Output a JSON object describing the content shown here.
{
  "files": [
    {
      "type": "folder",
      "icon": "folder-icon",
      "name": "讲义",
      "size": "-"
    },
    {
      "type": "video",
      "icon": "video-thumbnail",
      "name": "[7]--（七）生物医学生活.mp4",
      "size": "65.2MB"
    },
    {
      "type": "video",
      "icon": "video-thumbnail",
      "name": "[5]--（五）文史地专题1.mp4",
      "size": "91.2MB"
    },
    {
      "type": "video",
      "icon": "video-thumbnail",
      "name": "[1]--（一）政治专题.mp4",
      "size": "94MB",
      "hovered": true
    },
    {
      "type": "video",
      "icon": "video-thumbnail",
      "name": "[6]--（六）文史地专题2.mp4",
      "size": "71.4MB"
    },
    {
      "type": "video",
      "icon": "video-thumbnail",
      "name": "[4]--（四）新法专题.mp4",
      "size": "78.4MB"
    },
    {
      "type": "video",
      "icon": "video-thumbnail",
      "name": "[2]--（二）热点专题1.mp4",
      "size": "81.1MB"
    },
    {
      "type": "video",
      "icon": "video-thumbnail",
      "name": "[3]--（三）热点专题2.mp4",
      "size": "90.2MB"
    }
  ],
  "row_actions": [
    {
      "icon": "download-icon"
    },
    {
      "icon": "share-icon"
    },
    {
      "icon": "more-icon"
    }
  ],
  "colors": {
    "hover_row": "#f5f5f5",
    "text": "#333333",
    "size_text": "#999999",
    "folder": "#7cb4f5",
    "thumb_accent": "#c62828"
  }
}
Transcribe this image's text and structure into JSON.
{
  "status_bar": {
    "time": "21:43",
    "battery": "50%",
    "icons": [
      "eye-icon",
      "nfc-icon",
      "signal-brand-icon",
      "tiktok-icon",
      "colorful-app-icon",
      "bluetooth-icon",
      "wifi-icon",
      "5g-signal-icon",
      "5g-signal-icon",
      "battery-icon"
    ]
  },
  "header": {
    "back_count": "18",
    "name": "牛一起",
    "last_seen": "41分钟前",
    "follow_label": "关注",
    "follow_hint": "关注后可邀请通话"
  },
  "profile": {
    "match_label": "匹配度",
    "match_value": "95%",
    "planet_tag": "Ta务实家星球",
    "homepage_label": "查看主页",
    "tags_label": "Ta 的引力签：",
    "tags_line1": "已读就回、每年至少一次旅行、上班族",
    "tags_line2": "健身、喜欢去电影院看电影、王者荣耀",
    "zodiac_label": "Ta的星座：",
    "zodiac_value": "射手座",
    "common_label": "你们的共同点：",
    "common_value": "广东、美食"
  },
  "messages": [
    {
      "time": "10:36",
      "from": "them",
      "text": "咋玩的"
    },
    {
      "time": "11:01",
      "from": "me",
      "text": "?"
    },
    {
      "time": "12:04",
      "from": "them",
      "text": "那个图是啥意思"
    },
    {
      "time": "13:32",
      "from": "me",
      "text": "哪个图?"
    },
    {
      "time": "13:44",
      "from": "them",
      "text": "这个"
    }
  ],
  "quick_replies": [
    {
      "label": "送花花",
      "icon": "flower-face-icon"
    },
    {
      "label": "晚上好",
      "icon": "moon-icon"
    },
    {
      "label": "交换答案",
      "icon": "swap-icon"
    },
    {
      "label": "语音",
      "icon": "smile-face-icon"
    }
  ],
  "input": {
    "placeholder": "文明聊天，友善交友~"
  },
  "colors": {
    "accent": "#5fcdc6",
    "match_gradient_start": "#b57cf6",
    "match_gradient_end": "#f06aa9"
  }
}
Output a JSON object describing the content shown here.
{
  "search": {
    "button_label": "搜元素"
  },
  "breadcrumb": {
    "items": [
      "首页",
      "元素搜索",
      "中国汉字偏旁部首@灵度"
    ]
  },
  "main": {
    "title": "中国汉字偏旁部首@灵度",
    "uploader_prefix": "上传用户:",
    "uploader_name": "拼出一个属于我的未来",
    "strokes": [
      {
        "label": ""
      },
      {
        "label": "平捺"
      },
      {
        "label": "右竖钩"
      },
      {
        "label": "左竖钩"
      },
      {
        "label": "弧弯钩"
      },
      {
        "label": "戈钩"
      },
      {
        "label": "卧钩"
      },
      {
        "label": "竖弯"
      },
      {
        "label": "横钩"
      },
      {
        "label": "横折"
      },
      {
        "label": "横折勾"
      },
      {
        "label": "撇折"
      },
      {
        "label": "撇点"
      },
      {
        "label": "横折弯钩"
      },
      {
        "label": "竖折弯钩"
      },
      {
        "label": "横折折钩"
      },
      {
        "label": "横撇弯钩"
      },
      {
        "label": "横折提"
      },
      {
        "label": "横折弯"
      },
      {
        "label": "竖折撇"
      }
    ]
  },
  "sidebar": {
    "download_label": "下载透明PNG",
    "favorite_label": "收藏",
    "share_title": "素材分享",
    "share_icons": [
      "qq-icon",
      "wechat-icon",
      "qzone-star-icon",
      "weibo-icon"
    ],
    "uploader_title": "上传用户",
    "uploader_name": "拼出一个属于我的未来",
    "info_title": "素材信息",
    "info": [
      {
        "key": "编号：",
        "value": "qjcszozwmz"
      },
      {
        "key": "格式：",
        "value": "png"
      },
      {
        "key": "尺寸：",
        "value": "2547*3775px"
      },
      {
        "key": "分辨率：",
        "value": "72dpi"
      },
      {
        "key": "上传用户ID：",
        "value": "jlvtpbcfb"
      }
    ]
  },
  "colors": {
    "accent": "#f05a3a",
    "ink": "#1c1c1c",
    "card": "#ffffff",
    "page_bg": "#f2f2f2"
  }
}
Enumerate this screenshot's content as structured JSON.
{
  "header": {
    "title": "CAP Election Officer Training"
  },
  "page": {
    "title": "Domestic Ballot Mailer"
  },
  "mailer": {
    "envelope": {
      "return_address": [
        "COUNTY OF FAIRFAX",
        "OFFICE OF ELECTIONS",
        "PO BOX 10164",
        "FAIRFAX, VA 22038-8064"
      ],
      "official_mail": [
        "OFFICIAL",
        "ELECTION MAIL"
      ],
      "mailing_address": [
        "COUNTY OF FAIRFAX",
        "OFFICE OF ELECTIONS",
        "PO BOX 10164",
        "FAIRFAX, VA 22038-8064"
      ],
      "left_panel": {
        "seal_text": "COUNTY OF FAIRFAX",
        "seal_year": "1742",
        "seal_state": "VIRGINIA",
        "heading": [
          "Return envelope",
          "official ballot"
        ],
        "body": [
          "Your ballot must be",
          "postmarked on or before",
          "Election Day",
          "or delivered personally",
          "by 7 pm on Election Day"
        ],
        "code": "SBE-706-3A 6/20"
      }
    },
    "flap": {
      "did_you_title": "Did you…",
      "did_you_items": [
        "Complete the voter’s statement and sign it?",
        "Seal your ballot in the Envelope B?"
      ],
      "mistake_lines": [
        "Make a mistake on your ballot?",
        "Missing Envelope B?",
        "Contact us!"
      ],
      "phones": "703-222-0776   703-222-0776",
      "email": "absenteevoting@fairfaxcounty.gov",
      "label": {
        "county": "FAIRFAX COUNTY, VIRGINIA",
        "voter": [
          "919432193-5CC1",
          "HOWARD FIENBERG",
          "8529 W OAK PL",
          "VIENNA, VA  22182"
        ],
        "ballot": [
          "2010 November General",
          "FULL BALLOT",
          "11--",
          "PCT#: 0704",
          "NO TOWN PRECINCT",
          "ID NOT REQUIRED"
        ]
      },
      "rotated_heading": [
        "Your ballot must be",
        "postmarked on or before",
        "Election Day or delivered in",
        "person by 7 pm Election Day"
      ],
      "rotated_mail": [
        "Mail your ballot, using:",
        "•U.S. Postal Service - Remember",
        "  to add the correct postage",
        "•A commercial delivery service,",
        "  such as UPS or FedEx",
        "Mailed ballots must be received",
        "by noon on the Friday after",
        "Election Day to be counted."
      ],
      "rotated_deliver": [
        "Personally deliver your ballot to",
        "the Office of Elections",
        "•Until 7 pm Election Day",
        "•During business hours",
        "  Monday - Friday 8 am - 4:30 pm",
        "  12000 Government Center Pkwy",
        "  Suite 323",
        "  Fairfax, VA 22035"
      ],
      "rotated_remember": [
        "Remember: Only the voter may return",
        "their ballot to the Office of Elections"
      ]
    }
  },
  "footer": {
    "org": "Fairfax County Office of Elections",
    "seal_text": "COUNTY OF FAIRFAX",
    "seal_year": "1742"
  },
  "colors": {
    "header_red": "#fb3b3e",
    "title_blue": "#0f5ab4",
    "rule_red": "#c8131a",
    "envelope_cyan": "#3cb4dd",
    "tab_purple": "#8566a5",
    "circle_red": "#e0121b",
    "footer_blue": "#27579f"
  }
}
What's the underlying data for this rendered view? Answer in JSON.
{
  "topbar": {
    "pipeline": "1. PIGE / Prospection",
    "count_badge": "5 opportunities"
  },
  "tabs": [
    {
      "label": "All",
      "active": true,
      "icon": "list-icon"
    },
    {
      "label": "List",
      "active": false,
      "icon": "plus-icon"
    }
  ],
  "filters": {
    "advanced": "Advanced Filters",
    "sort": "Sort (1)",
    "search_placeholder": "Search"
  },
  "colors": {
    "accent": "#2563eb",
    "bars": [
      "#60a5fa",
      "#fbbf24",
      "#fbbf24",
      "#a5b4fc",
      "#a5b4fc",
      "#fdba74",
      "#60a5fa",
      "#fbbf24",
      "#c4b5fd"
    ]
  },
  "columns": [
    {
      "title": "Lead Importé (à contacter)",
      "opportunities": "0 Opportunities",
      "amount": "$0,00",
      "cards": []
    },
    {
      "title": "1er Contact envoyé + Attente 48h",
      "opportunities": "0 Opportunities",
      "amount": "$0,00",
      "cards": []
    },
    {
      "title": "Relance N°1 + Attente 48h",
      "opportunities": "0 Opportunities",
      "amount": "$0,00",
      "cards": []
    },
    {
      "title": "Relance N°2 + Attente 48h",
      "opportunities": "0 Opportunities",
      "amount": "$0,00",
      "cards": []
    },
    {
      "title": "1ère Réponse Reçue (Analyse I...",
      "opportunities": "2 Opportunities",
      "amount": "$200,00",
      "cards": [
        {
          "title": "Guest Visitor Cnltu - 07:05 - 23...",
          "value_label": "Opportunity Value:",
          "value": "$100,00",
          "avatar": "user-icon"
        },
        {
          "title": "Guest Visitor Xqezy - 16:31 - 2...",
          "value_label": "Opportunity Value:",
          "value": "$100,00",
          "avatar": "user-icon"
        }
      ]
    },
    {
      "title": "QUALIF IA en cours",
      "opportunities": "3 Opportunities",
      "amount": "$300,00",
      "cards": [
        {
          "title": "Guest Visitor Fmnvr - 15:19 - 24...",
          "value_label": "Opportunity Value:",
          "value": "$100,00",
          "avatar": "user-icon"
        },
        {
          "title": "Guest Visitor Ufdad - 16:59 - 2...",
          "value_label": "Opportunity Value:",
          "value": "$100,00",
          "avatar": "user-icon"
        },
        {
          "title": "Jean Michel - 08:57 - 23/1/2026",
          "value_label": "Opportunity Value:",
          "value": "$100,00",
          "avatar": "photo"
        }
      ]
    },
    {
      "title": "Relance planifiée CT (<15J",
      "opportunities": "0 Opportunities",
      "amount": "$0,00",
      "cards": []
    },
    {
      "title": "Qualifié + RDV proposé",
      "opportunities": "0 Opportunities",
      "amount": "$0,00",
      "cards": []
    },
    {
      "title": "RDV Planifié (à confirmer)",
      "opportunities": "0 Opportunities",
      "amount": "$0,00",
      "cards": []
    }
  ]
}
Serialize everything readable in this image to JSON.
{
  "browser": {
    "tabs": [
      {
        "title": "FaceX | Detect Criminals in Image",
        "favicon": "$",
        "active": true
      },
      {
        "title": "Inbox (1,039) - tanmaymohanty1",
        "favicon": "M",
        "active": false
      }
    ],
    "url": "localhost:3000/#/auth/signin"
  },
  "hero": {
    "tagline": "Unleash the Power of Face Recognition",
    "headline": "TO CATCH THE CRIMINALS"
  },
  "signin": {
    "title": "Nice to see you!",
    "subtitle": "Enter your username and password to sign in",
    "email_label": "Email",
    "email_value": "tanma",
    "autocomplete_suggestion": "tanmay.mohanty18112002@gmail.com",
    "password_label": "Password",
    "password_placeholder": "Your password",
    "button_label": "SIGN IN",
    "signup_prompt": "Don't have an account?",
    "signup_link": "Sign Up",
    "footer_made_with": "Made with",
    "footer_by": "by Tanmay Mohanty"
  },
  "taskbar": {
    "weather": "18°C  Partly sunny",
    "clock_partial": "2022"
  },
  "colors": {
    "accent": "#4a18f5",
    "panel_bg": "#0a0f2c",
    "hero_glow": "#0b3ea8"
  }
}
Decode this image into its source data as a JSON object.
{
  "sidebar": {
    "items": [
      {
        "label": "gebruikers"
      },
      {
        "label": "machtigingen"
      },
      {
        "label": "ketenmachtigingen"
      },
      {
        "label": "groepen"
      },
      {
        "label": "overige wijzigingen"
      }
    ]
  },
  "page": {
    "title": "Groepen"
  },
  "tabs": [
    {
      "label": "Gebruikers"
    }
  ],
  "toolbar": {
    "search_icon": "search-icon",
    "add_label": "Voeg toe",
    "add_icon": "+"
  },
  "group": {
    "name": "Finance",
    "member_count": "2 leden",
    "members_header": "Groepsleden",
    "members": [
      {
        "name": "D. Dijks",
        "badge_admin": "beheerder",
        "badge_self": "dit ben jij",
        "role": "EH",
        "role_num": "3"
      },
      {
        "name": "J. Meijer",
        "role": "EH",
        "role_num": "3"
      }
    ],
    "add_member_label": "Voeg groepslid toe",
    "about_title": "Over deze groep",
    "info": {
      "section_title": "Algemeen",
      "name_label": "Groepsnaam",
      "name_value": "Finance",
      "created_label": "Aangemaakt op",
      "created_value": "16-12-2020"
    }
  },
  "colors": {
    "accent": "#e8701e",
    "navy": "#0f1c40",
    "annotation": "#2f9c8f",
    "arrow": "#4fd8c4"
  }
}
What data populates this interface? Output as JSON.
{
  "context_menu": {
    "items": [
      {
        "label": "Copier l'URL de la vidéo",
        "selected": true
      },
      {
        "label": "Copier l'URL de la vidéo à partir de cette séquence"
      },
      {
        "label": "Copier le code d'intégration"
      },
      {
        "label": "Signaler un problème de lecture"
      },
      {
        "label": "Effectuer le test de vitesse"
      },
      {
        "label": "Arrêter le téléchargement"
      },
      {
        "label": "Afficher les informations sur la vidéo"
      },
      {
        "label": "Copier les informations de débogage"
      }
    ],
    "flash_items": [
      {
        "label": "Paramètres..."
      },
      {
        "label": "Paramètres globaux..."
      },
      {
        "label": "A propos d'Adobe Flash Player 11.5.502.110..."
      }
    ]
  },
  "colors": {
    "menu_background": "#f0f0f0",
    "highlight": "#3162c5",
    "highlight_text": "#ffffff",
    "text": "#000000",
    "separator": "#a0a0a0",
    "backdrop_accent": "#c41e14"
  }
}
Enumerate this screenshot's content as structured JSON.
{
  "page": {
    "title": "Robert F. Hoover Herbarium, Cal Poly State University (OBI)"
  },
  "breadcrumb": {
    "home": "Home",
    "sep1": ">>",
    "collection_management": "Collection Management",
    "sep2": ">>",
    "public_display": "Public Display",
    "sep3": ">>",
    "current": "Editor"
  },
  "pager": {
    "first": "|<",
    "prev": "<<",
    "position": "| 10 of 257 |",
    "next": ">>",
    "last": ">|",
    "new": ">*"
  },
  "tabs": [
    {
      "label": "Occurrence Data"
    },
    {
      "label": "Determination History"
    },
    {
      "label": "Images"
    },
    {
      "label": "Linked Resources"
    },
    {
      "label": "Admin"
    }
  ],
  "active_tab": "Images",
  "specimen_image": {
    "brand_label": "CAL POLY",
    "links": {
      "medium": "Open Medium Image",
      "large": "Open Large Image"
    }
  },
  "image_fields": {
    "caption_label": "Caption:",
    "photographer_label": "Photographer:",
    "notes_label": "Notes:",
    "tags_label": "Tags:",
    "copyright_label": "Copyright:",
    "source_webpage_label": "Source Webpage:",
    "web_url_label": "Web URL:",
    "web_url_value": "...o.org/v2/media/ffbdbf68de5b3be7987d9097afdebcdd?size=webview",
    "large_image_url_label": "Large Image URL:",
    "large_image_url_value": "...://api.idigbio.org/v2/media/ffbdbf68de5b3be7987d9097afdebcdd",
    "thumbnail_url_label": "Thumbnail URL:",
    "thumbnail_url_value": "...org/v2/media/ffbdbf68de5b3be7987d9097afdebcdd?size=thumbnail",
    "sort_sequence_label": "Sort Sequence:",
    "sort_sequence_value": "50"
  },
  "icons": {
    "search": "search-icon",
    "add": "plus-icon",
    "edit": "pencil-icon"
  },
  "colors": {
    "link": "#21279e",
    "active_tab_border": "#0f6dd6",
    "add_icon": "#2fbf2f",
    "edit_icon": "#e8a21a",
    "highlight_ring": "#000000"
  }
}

----

### Short exercise
Look through the data above. Copy every line with the string "Attente" in it.

### Exercise output
      "title": "1er Contact envoyé + Attente 48h",
      "title": "Relance N°1 + Attente 48h",
      "title": "Relance N°2 + Attente 48h",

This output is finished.